» Short task
Report how many lines contain the word "Braised", with no other text.

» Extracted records
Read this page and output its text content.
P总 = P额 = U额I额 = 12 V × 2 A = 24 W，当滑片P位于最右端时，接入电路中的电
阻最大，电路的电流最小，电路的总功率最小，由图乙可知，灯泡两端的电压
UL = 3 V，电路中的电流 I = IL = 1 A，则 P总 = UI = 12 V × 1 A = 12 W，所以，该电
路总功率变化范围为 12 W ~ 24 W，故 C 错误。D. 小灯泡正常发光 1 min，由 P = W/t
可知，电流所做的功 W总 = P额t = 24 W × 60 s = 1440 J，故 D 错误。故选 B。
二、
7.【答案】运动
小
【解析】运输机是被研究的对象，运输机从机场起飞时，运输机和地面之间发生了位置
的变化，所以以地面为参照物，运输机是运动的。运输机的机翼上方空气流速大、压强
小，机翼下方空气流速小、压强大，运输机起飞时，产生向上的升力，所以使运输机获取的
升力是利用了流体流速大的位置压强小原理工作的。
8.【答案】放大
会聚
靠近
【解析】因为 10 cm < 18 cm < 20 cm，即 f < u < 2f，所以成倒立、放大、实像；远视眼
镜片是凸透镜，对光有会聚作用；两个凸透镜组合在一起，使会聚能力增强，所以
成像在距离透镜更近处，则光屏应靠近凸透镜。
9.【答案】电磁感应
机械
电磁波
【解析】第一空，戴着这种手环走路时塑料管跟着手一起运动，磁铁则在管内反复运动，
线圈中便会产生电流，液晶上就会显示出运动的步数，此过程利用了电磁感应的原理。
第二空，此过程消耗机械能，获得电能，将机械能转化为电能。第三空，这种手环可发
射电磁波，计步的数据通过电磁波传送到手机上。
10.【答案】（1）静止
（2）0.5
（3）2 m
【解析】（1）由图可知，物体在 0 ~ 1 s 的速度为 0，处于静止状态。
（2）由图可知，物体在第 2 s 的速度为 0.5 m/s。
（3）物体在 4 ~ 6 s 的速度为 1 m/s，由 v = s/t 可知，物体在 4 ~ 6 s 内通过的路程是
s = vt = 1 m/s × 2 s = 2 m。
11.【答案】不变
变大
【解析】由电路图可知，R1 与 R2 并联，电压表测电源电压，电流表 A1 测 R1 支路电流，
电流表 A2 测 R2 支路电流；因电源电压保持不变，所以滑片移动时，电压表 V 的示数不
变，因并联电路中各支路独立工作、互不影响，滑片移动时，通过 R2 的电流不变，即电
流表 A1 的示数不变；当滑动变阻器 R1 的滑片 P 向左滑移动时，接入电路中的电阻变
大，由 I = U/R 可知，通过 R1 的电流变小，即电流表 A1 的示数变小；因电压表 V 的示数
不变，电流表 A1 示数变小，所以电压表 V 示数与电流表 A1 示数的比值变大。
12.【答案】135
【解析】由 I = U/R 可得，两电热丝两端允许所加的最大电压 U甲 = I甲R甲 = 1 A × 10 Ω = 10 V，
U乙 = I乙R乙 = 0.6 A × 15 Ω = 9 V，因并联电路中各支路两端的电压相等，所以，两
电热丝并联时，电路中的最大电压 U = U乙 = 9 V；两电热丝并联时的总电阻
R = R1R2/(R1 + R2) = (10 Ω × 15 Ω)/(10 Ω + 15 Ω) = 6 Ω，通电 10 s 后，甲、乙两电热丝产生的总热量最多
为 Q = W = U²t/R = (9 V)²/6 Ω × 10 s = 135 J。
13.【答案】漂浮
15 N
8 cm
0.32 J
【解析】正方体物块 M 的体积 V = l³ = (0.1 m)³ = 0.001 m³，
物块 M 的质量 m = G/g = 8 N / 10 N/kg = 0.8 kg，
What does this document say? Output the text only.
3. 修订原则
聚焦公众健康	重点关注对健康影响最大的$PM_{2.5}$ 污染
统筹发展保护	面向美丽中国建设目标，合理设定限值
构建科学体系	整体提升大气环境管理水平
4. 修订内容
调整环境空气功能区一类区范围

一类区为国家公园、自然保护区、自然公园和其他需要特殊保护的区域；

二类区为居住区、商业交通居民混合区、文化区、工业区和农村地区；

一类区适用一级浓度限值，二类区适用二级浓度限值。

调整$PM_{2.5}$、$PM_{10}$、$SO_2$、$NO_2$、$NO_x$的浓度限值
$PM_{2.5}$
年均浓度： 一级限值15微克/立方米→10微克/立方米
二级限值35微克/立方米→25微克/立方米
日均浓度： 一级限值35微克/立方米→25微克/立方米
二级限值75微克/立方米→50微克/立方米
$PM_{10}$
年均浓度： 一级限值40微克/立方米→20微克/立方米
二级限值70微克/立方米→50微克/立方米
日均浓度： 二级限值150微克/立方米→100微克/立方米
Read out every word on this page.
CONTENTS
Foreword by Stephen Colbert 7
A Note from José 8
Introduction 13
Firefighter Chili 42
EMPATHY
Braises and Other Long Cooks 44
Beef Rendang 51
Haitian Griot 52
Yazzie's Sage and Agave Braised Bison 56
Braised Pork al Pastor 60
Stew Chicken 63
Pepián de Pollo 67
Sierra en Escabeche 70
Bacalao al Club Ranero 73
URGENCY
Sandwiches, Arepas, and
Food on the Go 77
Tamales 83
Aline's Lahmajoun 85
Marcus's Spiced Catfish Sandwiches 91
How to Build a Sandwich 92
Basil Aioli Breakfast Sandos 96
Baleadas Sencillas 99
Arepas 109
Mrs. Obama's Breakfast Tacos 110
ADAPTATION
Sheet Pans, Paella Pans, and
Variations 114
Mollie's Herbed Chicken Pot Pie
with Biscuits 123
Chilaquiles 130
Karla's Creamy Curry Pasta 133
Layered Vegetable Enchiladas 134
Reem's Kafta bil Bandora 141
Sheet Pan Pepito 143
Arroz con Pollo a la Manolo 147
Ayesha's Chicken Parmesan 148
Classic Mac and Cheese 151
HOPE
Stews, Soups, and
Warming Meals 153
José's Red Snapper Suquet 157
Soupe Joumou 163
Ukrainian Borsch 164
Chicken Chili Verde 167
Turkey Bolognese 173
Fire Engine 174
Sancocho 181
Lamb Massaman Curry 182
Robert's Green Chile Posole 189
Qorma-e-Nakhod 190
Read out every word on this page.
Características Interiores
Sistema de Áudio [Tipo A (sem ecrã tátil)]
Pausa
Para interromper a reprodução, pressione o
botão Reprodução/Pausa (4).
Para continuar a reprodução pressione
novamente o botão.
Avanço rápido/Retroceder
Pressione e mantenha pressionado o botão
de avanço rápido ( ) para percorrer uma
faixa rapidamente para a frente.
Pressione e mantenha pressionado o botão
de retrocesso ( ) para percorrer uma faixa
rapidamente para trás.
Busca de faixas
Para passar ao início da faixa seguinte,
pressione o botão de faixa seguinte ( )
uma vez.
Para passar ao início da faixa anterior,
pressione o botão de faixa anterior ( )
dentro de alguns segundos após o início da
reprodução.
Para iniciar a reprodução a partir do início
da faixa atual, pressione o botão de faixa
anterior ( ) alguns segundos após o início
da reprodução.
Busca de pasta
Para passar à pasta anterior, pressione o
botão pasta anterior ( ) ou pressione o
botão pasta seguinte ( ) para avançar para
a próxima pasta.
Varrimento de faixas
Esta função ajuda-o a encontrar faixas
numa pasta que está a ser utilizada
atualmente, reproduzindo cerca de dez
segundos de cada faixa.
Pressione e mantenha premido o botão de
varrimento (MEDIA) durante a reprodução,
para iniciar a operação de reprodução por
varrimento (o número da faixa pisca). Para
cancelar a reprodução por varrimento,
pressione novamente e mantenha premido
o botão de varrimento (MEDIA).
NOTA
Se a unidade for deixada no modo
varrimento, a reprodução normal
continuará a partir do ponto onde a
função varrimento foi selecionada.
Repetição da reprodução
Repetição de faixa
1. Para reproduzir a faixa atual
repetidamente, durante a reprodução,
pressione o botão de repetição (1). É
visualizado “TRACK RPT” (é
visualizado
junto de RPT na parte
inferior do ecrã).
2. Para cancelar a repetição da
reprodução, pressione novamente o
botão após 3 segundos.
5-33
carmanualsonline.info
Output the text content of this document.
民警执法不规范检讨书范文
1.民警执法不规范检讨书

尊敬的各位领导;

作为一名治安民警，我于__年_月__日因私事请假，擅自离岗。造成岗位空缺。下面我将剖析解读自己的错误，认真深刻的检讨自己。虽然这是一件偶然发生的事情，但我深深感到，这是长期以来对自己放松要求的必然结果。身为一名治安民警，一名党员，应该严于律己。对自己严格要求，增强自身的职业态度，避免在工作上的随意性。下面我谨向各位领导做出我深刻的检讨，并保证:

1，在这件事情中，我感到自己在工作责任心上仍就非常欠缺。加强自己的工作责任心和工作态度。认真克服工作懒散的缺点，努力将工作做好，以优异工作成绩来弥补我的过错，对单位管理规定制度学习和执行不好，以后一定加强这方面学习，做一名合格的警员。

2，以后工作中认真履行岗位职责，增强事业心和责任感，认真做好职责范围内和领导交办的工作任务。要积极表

» Answer to this exercise
2